— BEGIN —
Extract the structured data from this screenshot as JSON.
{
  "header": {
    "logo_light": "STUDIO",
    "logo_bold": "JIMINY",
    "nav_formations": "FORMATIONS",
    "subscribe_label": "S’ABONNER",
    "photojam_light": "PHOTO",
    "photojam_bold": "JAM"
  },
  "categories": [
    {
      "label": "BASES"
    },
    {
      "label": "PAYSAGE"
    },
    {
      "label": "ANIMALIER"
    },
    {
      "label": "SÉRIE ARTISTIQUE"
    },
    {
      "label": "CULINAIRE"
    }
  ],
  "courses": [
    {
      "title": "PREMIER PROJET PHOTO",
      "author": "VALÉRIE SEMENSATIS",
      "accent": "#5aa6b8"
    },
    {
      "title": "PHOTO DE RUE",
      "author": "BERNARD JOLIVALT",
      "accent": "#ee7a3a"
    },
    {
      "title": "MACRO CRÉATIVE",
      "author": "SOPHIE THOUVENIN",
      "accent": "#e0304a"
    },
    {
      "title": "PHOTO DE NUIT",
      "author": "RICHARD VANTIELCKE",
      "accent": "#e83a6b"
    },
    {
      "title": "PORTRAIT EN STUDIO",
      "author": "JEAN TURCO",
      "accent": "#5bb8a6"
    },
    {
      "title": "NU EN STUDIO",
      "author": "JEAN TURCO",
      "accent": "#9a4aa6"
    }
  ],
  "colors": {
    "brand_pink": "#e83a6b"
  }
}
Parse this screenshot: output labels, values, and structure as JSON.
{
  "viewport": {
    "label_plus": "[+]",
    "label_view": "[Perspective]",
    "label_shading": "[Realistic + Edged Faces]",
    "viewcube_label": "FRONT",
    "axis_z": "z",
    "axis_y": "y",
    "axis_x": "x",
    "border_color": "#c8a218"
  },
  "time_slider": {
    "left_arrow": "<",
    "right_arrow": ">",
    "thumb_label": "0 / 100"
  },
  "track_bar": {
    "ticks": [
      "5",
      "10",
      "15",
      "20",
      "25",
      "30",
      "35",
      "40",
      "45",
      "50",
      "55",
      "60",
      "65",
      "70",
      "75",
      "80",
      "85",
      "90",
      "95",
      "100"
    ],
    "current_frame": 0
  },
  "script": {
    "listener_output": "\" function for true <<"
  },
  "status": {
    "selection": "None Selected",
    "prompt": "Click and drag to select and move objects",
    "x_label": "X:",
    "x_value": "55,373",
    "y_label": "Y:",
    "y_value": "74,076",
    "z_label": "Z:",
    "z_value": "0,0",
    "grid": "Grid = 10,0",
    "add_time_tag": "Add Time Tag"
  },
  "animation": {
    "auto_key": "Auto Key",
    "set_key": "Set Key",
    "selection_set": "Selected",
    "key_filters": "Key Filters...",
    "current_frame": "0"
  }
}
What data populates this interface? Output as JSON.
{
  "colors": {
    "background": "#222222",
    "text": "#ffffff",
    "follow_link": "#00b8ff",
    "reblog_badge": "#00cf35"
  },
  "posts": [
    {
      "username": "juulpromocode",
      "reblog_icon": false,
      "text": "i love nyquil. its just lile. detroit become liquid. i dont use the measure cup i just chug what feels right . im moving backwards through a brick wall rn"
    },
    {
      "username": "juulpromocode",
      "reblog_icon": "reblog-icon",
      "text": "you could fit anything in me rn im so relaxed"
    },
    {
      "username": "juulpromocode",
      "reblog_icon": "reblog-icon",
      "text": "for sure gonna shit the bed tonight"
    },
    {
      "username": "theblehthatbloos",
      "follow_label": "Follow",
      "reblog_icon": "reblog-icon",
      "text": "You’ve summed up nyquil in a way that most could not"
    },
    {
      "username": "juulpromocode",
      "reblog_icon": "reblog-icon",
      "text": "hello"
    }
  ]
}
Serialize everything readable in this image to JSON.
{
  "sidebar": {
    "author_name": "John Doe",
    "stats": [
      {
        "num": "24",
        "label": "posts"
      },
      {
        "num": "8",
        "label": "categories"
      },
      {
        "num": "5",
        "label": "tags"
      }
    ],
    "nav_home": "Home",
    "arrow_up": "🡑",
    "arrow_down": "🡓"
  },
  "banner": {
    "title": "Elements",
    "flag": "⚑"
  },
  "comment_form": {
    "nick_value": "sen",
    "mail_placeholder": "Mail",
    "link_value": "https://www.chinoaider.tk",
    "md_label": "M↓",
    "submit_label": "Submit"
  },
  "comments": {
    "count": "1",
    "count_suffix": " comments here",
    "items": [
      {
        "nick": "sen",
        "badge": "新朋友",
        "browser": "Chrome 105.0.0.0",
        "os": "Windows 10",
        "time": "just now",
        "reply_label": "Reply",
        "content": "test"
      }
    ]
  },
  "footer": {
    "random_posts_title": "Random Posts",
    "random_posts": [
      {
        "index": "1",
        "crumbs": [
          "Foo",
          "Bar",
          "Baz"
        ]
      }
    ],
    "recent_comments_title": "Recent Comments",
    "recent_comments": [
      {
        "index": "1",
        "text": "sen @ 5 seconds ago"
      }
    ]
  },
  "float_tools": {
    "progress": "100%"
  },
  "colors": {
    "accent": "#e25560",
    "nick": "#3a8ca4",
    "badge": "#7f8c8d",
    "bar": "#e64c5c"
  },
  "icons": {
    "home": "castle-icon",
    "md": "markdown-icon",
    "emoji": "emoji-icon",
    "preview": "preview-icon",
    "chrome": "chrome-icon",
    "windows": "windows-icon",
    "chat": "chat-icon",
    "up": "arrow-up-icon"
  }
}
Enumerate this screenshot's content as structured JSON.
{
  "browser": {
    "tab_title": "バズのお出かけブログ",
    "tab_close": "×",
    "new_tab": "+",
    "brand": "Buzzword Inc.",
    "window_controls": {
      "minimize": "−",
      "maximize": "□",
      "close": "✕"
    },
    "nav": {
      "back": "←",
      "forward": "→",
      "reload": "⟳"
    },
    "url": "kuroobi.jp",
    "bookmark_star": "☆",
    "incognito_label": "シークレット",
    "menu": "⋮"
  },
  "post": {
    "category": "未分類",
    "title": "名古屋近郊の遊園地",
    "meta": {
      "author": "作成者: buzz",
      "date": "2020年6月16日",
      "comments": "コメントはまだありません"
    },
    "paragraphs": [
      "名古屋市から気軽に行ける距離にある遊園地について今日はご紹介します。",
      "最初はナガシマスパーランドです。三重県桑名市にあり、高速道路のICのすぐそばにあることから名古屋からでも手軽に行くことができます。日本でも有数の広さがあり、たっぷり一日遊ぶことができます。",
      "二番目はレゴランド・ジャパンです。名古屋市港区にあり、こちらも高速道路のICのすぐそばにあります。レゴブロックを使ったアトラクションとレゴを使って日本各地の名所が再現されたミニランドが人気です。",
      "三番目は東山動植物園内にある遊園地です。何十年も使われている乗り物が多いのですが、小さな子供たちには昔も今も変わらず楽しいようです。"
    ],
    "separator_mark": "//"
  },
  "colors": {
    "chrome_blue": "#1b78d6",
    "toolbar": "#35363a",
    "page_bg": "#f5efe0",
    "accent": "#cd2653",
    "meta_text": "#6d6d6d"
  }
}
— END —
Do this:
Extract the closing run of lines, starting with the one containing "Enumerate this screenshot's" and ending at the last, exactly as written.

Exercise output:
Enumerate this screenshot's content as structured JSON.
{
  "browser": {
    "tab_title": "バズのお出かけブログ",
    "tab_close": "×",
    "new_tab": "+",
    "brand": "Buzzword Inc.",
    "window_controls": {
      "minimize": "−",
      "maximize": "□",
      "close": "✕"
    },
    "nav": {
      "back": "←",
      "forward": "→",
      "reload": "⟳"
    },
    "url": "kuroobi.jp",
    "bookmark_star": "☆",
    "incognito_label": "シークレット",
    "menu": "⋮"
  },
  "post": {
    "category": "未分類",
    "title": "名古屋近郊の遊園地",
    "meta": {
      "author": "作成者: buzz",
      "date": "2020年6月16日",
      "comments": "コメントはまだありません"
    },
    "paragraphs": [
      "名古屋市から気軽に行ける距離にある遊園地について今日はご紹介します。",
      "最初はナガシマスパーランドです。三重県桑名市にあり、高速道路のICのすぐそばにあることから名古屋からでも手軽に行くことができます。日本でも有数の広さがあり、たっぷり一日遊ぶことができます。",
      "二番目はレゴランド・ジャパンです。名古屋市港区にあり、こちらも高速道路のICのすぐそばにあります。レゴブロックを使ったアトラクションとレゴを使って日本各地の名所が再現されたミニランドが人気です。",
      "三番目は東山動植物園内にある遊園地です。何十年も使われている乗り物が多いのですが、小さな子供たちには昔も今も変わらず楽しいようです。"
    ],
    "separator_mark": "//"
  },
  "colors": {
    "chrome_blue": "#1b78d6",
    "toolbar": "#35363a",
    "page_bg": "#f5efe0",
    "accent": "#cd2653",
    "meta_text": "#6d6d6d"
  }
}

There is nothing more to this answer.